- **Problem**
Reproduce the following material exactly, including every line.

━━ Data rows

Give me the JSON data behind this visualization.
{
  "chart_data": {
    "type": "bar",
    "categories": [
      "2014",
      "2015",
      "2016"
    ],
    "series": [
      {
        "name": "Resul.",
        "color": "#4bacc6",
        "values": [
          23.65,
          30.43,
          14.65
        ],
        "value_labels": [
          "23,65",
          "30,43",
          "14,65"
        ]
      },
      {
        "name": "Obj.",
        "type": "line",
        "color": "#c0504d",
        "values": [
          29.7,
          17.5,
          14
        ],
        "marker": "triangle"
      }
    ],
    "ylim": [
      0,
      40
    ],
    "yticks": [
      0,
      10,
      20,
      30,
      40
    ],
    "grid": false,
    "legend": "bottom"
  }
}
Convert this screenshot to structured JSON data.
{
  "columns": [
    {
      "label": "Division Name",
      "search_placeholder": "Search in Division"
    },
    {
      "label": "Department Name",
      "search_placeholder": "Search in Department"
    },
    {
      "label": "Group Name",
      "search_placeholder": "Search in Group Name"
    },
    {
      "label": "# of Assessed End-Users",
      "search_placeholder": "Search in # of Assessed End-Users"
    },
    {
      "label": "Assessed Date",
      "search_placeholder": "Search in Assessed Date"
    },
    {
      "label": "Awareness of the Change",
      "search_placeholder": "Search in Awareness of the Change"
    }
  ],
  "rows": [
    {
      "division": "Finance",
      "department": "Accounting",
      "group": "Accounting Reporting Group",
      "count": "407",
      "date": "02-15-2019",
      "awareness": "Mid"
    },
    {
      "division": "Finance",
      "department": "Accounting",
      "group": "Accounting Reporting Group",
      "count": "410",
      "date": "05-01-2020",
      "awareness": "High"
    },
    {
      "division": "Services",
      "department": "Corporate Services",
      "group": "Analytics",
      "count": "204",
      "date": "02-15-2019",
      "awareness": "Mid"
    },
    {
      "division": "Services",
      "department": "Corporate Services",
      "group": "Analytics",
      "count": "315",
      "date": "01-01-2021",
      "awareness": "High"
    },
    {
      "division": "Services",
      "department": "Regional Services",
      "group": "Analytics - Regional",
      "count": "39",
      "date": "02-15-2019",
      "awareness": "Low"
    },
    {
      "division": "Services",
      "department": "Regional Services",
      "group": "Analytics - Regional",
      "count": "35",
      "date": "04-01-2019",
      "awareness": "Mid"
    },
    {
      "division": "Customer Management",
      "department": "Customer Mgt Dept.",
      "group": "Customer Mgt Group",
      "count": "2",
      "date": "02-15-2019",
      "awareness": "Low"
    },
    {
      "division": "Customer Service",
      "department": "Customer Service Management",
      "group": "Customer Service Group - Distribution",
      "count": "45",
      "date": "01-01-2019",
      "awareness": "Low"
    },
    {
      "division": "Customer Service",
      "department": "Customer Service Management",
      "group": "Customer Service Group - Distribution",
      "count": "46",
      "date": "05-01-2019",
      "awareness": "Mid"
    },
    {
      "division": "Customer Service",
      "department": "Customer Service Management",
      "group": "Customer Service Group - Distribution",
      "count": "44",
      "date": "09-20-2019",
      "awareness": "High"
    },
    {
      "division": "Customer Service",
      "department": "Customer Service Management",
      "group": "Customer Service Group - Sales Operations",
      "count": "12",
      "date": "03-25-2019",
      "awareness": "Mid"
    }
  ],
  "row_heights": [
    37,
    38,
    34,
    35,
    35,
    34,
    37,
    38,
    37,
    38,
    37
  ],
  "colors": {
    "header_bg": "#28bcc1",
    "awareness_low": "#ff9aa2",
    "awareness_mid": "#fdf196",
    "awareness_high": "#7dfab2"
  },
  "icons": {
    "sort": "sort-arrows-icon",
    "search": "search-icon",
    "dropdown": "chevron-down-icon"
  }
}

━━━━

- **Correct answer**
Give me the JSON data behind this visualization.
{
  "chart_data": {
    "type": "bar",
    "categories": [
      "2014",
      "2015",
      "2016"
    ],
    "series": [
      {
        "name": "Resul.",
        "color": "#4bacc6",
        "values": [
          23.65,
          30.43,
          14.65
        ],
        "value_labels": [
          "23,65",
          "30,43",
          "14,65"
        ]
      },
      {
        "name": "Obj.",
        "type": "line",
        "color": "#c0504d",
        "values": [
          29.7,
          17.5,
          14
        ],
        "marker": "triangle"
      }
    ],
    "ylim": [
      0,
      40
    ],
    "yticks": [
      0,
      10,
      20,
      30,
      40
    ],
    "grid": false,
    "legend": "bottom"
  }
}
Convert this screenshot to structured JSON data.
{
  "columns": [
    {
      "label": "Division Name",
      "search_placeholder": "Search in Division"
    },
    {
      "label": "Department Name",
      "search_placeholder": "Search in Department"
    },
    {
      "label": "Group Name",
      "search_placeholder": "Search in Group Name"
    },
    {
      "label": "# of Assessed End-Users",
      "search_placeholder": "Search in # of Assessed End-Users"
    },
    {
      "label": "Assessed Date",
      "search_placeholder": "Search in Assessed Date"
    },
    {
      "label": "Awareness of the Change",
      "search_placeholder": "Search in Awareness of the Change"
    }
  ],
  "rows": [
    {
      "division": "Finance",
      "department": "Accounting",
      "group": "Accounting Reporting Group",
      "count": "407",
      "date": "02-15-2019",
      "awareness": "Mid"
    },
    {
      "division": "Finance",
      "department": "Accounting",
      "group": "Accounting Reporting Group",
      "count": "410",
      "date": "05-01-2020",
      "awareness": "High"
    },
    {
      "division": "Services",
      "department": "Corporate Services",
      "group": "Analytics",
      "count": "204",
      "date": "02-15-2019",
      "awareness": "Mid"
    },
    {
      "division": "Services",
      "department": "Corporate Services",
      "group": "Analytics",
      "count": "315",
      "date": "01-01-2021",
      "awareness": "High"
    },
    {
      "division": "Services",
      "department": "Regional Services",
      "group": "Analytics - Regional",
      "count": "39",
      "date": "02-15-2019",
      "awareness": "Low"
    },
    {
      "division": "Services",
      "department": "Regional Services",
      "group": "Analytics - Regional",
      "count": "35",
      "date": "04-01-2019",
      "awareness": "Mid"
    },
    {
      "division": "Customer Management",
      "department": "Customer Mgt Dept.",
      "group": "Customer Mgt Group",
      "count": "2",
      "date": "02-15-2019",
      "awareness": "Low"
    },
    {
      "division": "Customer Service",
      "department": "Customer Service Management",
      "group": "Customer Service Group - Distribution",
      "count": "45",
      "date": "01-01-2019",
      "awareness": "Low"
    },
    {
      "division": "Customer Service",
      "department": "Customer Service Management",
      "group": "Customer Service Group - Distribution",
      "count": "46",
      "date": "05-01-2019",
      "awareness": "Mid"
    },
    {
      "division": "Customer Service",
      "department": "Customer Service Management",
      "group": "Customer Service Group - Distribution",
      "count": "44",
      "date": "09-20-2019",
      "awareness": "High"
    },
    {
      "division": "Customer Service",
      "department": "Customer Service Management",
      "group": "Customer Service Group - Sales Operations",
      "count": "12",
      "date": "03-25-2019",
      "awareness": "Mid"
    }
  ],
  "row_heights": [
    37,
    38,
    34,
    35,
    35,
    34,
    37,
    38,
    37,
    38,
    37
  ],
  "colors": {
    "header_bg": "#28bcc1",
    "awareness_low": "#ff9aa2",
    "awareness_mid": "#fdf196",
    "awareness_high": "#7dfab2"
  },
  "icons": {
    "sort": "sort-arrows-icon",
    "search": "search-icon",
    "dropdown": "chevron-down-icon"
  }
}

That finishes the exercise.